■ **Work to be completed**
Write out each record again exactly as it stands.

===== Dataset records =====

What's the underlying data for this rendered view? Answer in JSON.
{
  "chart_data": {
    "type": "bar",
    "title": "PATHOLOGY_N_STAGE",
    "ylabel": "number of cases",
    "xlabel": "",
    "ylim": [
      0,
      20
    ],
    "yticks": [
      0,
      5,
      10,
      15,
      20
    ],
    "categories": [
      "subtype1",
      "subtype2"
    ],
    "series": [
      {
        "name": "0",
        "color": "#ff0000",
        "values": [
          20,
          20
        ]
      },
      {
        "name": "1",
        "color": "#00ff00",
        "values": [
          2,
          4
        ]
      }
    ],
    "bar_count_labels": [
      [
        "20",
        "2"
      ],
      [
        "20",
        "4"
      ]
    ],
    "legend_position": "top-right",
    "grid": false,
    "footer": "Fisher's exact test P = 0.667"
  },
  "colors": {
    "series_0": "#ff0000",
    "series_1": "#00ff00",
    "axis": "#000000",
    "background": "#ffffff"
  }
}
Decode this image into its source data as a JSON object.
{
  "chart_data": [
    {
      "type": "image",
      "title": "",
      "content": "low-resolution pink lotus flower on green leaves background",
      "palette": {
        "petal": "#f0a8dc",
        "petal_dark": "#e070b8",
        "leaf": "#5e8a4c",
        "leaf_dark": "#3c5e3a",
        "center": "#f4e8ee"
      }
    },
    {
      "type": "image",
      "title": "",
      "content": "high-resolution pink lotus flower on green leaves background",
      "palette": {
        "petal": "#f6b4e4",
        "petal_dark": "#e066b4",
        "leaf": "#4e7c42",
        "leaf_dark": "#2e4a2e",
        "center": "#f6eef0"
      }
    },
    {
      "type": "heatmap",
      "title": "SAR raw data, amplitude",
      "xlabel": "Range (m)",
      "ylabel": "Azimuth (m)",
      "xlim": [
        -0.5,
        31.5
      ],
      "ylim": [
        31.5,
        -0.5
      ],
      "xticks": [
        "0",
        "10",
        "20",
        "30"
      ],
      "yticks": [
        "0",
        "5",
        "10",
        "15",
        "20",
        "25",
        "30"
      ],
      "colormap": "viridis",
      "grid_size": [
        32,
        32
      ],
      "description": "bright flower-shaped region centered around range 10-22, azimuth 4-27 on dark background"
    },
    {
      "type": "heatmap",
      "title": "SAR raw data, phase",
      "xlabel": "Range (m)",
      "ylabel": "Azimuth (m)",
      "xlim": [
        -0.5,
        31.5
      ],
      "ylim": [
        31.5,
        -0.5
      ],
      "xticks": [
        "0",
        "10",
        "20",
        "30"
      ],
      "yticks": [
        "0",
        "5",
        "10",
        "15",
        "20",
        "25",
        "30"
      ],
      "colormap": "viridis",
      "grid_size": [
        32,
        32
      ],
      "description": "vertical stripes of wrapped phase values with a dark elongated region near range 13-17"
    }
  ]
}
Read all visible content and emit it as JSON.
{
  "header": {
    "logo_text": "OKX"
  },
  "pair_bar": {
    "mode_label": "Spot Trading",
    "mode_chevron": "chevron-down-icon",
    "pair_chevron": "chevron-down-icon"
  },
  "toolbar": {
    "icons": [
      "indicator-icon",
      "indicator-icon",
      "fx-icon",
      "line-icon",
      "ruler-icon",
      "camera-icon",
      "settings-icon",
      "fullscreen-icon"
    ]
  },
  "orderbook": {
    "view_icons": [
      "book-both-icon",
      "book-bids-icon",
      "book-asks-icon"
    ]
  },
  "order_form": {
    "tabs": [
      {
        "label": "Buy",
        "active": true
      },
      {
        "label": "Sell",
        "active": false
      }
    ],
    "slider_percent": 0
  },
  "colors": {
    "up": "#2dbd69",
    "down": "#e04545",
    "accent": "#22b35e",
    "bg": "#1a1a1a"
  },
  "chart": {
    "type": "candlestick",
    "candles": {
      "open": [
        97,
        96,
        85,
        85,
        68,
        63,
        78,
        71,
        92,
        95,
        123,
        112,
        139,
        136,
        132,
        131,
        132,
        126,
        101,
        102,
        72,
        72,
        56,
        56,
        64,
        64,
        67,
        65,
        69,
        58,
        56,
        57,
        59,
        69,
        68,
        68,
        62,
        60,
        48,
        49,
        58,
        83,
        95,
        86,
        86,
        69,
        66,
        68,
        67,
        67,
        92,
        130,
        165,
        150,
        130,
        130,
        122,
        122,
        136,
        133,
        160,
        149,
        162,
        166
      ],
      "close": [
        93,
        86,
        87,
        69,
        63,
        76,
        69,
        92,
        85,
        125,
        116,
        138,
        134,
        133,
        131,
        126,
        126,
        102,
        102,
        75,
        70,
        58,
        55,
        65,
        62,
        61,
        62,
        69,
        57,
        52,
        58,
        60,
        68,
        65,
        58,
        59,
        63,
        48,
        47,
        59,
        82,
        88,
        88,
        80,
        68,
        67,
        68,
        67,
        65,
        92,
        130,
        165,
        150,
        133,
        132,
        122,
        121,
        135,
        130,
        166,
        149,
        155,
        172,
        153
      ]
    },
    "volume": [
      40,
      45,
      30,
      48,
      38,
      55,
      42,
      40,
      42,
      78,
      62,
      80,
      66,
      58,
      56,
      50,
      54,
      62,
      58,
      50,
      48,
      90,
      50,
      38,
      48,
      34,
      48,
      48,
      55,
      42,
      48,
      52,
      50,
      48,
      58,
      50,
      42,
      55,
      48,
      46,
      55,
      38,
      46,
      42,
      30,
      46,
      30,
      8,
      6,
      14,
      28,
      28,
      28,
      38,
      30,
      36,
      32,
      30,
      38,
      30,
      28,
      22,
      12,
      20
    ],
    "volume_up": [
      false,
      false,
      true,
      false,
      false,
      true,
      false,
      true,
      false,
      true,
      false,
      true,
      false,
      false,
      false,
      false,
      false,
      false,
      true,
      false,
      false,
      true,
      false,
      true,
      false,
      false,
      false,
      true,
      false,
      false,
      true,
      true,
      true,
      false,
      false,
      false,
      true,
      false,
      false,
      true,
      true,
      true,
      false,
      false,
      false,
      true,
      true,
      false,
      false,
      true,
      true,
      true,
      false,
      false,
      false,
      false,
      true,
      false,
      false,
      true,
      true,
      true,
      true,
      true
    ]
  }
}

=====

■ **Complete answer**
What's the underlying data for this rendered view? Answer in JSON.
{
  "chart_data": {
    "type": "bar",
    "title": "PATHOLOGY_N_STAGE",
    "ylabel": "number of cases",
    "xlabel": "",
    "ylim": [
      0,
      20
    ],
    "yticks": [
      0,
      5,
      10,
      15,
      20
    ],
    "categories": [
      "subtype1",
      "subtype2"
    ],
    "series": [
      {
        "name": "0",
        "color": "#ff0000",
        "values": [
          20,
          20
        ]
      },
      {
        "name": "1",
        "color": "#00ff00",
        "values": [
          2,
          4
        ]
      }
    ],
    "bar_count_labels": [
      [
        "20",
        "2"
      ],
      [
        "20",
        "4"
      ]
    ],
    "legend_position": "top-right",
    "grid": false,
    "footer": "Fisher's exact test P = 0.667"
  },
  "colors": {
    "series_0": "#ff0000",
    "series_1": "#00ff00",
    "axis": "#000000",
    "background": "#ffffff"
  }
}
Decode this image into its source data as a JSON object.
{
  "chart_data": [
    {
      "type": "image",
      "title": "",
      "content": "low-resolution pink lotus flower on green leaves background",
      "palette": {
        "petal": "#f0a8dc",
        "petal_dark": "#e070b8",
        "leaf": "#5e8a4c",
        "leaf_dark": "#3c5e3a",
        "center": "#f4e8ee"
      }
    },
    {
      "type": "image",
      "title": "",
      "content": "high-resolution pink lotus flower on green leaves background",
      "palette": {
        "petal": "#f6b4e4",
        "petal_dark": "#e066b4",
        "leaf": "#4e7c42",
        "leaf_dark": "#2e4a2e",
        "center": "#f6eef0"
      }
    },
    {
      "type": "heatmap",
      "title": "SAR raw data, amplitude",
      "xlabel": "Range (m)",
      "ylabel": "Azimuth (m)",
      "xlim": [
        -0.5,
        31.5
      ],
      "ylim": [
        31.5,
        -0.5
      ],
      "xticks": [
        "0",
        "10",
        "20",
        "30"
      ],
      "yticks": [
        "0",
        "5",
        "10",
        "15",
        "20",
        "25",
        "30"
      ],
      "colormap": "viridis",
      "grid_size": [
        32,
        32
      ],
      "description": "bright flower-shaped region centered around range 10-22, azimuth 4-27 on dark background"
    },
    {
      "type": "heatmap",
      "title": "SAR raw data, phase",
      "xlabel": "Range (m)",
      "ylabel": "Azimuth (m)",
      "xlim": [
        -0.5,
        31.5
      ],
      "ylim": [
        31.5,
        -0.5
      ],
      "xticks": [
        "0",
        "10",
        "20",
        "30"
      ],
      "yticks": [
        "0",
        "5",
        "10",
        "15",
        "20",
        "25",
        "30"
      ],
      "colormap": "viridis",
      "grid_size": [
        32,
        32
      ],
      "description": "vertical stripes of wrapped phase values with a dark elongated region near range 13-17"
    }
  ]
}
Read all visible content and emit it as JSON.
{
  "header": {
    "logo_text": "OKX"
  },
  "pair_bar": {
    "mode_label": "Spot Trading",
    "mode_chevron": "chevron-down-icon",
    "pair_chevron": "chevron-down-icon"
  },
  "toolbar": {
    "icons": [
      "indicator-icon",
      "indicator-icon",
      "fx-icon",
      "line-icon",
      "ruler-icon",
      "camera-icon",
      "settings-icon",
      "fullscreen-icon"
    ]
  },
  "orderbook": {
    "view_icons": [
      "book-both-icon",
      "book-bids-icon",
      "book-asks-icon"
    ]
  },
  "order_form": {
    "tabs": [
      {
        "label": "Buy",
        "active": true
      },
      {
        "label": "Sell",
        "active": false
      }
    ],
    "slider_percent": 0
  },
  "colors": {
    "up": "#2dbd69",
    "down": "#e04545",
    "accent": "#22b35e",
    "bg": "#1a1a1a"
  },
  "chart": {
    "type": "candlestick",
    "candles": {
      "open": [
        97,
        96,
        85,
        85,
        68,
        63,
        78,
        71,
        92,
        95,
        123,
        112,
        139,
        136,
        132,
        131,
        132,
        126,
        101,
        102,
        72,
        72,
        56,
        56,
        64,
        64,
        67,
        65,
        69,
        58,
        56,
        57,
        59,
        69,
        68,
        68,
        62,
        60,
        48,
        49,
        58,
        83,
        95,
        86,
        86,
        69,
        66,
        68,
        67,
        67,
        92,
        130,
        165,
        150,
        130,
        130,
        122,
        122,
        136,
        133,
        160,
        149,
        162,
        166
      ],
      "close": [
        93,
        86,
        87,
        69,
        63,
        76,
        69,
        92,
        85,
        125,
        116,
        138,
        134,
        133,
        131,
        126,
        126,
        102,
        102,
        75,
        70,
        58,
        55,
        65,
        62,
        61,
        62,
        69,
        57,
        52,
        58,
        60,
        68,
        65,
        58,
        59,
        63,
        48,
        47,
        59,
        82,
        88,
        88,
        80,
        68,
        67,
        68,
        67,
        65,
        92,
        130,
        165,
        150,
        133,
        132,
        122,
        121,
        135,
        130,
        166,
        149,
        155,
        172,
        153
      ]
    },
    "volume": [
      40,
      45,
      30,
      48,
      38,
      55,
      42,
      40,
      42,
      78,
      62,
      80,
      66,
      58,
      56,
      50,
      54,
      62,
      58,
      50,
      48,
      90,
      50,
      38,
      48,
      34,
      48,
      48,
      55,
      42,
      48,
      52,
      50,
      48,
      58,
      50,
      42,
      55,
      48,
      46,
      55,
      38,
      46,
      42,
      30,
      46,
      30,
      8,
      6,
      14,
      28,
      28,
      28,
      38,
      30,
      36,
      32,
      30,
      38,
      30,
      28,
      22,
      12,
      20
    ],
    "volume_up": [
      false,
      false,
      true,
      false,
      false,
      true,
      false,
      true,
      false,
      true,
      false,
      true,
      false,
      false,
      false,
      false,
      false,
      false,
      true,
      false,
      false,
      true,
      false,
      true,
      false,
      false,
      false,
      true,
      false,
      false,
      true,
      true,
      true,
      false,
      false,
      false,
      true,
      false,
      false,
      true,
      true,
      true,
      false,
      false,
      false,
      true,
      true,
      false,
      false,
      true,
      true,
      true,
      false,
      false,
      false,
      false,
      true,
      false,
      false,
      true,
      true,
      true,
      true,
      true
    ]
  }
}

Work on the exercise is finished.